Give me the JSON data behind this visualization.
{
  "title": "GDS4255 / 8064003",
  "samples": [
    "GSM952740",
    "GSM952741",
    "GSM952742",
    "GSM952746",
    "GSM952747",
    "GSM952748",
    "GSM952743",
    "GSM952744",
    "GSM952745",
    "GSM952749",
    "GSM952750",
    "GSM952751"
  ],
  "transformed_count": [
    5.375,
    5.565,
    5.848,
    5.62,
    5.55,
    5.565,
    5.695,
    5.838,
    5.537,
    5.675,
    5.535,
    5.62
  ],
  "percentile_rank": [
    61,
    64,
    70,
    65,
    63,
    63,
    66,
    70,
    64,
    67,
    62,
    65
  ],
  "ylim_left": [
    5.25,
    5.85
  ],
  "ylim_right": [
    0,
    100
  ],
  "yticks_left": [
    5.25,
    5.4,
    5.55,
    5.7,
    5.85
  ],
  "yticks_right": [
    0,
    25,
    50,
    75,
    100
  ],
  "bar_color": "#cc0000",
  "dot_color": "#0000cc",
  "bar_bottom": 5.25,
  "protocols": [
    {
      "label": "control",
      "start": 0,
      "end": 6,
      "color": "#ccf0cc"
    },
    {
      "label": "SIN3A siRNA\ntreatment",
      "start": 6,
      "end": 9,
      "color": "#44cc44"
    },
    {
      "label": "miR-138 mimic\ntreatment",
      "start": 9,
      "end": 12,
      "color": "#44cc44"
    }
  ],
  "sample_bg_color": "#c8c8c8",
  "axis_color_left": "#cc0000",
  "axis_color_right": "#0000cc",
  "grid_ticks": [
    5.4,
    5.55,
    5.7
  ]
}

------------------------------------

**Directions**
Search the lines above for the string "label" and copy each line that has it.

**Result**
      "label": "control",
      "label": "SIN3A siRNA\ntreatment",
      "label": "miR-138 mimic\ntreatment",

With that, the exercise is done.